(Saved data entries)
[start]

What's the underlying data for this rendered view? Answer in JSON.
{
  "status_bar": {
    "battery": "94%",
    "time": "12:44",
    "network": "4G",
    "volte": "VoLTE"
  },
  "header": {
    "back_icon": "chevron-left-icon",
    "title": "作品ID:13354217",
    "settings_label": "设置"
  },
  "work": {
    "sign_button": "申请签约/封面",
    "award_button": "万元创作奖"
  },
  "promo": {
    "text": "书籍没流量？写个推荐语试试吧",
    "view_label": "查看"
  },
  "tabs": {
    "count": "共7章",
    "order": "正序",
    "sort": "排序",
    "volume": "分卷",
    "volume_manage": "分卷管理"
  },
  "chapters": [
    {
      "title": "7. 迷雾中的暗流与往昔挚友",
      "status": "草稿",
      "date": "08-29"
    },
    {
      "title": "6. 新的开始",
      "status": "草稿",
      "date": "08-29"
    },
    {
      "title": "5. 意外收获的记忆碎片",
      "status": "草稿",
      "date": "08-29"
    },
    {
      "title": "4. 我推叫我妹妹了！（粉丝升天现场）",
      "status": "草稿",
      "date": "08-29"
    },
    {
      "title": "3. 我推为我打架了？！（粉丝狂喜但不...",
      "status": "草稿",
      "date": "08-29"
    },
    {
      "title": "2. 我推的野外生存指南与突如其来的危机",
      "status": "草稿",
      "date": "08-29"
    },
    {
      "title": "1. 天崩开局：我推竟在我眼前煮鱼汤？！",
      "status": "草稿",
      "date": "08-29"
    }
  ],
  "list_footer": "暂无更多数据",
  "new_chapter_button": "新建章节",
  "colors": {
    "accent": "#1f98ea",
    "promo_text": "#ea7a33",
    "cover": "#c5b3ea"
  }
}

[end]

### PROBLEM STATEMENT
Retype the listing above in full, with no alterations.

### COMPLETE RESPONSE
What's the underlying data for this rendered view? Answer in JSON.
{
  "status_bar": {
    "battery": "94%",
    "time": "12:44",
    "network": "4G",
    "volte": "VoLTE"
  },
  "header": {
    "back_icon": "chevron-left-icon",
    "title": "作品ID:13354217",
    "settings_label": "设置"
  },
  "work": {
    "sign_button": "申请签约/封面",
    "award_button": "万元创作奖"
  },
  "promo": {
    "text": "书籍没流量？写个推荐语试试吧",
    "view_label": "查看"
  },
  "tabs": {
    "count": "共7章",
    "order": "正序",
    "sort": "排序",
    "volume": "分卷",
    "volume_manage": "分卷管理"
  },
  "chapters": [
    {
      "title": "7. 迷雾中的暗流与往昔挚友",
      "status": "草稿",
      "date": "08-29"
    },
    {
      "title": "6. 新的开始",
      "status": "草稿",
      "date": "08-29"
    },
    {
      "title": "5. 意外收获的记忆碎片",
      "status": "草稿",
      "date": "08-29"
    },
    {
      "title": "4. 我推叫我妹妹了！（粉丝升天现场）",
      "status": "草稿",
      "date": "08-29"
    },
    {
      "title": "3. 我推为我打架了？！（粉丝狂喜但不...",
      "status": "草稿",
      "date": "08-29"
    },
    {
      "title": "2. 我推的野外生存指南与突如其来的危机",
      "status": "草稿",
      "date": "08-29"
    },
    {
      "title": "1. 天崩开局：我推竟在我眼前煮鱼汤？！",
      "status": "草稿",
      "date": "08-29"
    }
  ],
  "list_footer": "暂无更多数据",
  "new_chapter_button": "新建章节",
  "colors": {
    "accent": "#1f98ea",
    "promo_text": "#ea7a33",
    "cover": "#c5b3ea"
  }
}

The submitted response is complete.